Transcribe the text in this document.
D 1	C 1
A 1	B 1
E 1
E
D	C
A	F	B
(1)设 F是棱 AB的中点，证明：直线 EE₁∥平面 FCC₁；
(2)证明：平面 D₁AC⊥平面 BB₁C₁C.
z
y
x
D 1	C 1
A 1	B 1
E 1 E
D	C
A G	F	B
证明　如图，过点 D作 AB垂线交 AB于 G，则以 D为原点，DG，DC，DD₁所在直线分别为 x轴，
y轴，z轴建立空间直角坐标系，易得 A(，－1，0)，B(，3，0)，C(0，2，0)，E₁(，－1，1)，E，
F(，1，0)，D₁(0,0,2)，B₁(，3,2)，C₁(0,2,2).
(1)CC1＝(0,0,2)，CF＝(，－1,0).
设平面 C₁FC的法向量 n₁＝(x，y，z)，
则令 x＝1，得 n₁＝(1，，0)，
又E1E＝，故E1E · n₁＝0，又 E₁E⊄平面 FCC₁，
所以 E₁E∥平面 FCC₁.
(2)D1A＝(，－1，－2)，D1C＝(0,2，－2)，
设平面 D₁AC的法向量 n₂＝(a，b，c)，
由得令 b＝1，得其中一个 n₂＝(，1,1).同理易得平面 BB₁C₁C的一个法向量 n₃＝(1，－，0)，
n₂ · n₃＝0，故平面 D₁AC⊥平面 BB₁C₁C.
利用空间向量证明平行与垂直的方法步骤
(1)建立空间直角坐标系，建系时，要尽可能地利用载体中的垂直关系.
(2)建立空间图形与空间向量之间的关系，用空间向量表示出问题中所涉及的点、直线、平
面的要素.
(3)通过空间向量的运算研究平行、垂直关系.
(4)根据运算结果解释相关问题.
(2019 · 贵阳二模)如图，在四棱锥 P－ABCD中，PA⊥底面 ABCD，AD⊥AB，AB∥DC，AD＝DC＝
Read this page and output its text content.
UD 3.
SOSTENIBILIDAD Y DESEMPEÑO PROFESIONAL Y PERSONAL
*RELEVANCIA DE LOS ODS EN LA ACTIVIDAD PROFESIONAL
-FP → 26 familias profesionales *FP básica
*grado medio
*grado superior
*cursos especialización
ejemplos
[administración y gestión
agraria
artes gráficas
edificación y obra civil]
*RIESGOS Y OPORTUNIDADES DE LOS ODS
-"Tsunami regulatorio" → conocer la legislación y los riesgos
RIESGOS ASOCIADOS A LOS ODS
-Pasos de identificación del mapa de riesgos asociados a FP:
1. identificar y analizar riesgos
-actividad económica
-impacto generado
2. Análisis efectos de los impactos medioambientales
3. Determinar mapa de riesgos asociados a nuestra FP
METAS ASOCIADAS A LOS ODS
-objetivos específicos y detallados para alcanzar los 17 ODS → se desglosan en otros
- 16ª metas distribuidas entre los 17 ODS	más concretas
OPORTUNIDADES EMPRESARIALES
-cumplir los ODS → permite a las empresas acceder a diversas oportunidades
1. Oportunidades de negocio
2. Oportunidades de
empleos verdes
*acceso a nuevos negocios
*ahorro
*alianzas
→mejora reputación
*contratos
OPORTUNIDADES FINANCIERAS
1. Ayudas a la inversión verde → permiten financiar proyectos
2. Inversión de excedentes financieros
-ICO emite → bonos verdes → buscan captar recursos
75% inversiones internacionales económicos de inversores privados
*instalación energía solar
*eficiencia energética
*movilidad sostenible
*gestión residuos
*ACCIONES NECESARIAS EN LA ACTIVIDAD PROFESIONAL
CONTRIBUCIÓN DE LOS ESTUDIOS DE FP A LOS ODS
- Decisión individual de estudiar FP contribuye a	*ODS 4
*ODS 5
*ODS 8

──────────────────────────────

**What you are asked to do**
Within the entries above, how many lines contain "mapa"? Respond with the number only.

**Task result**
2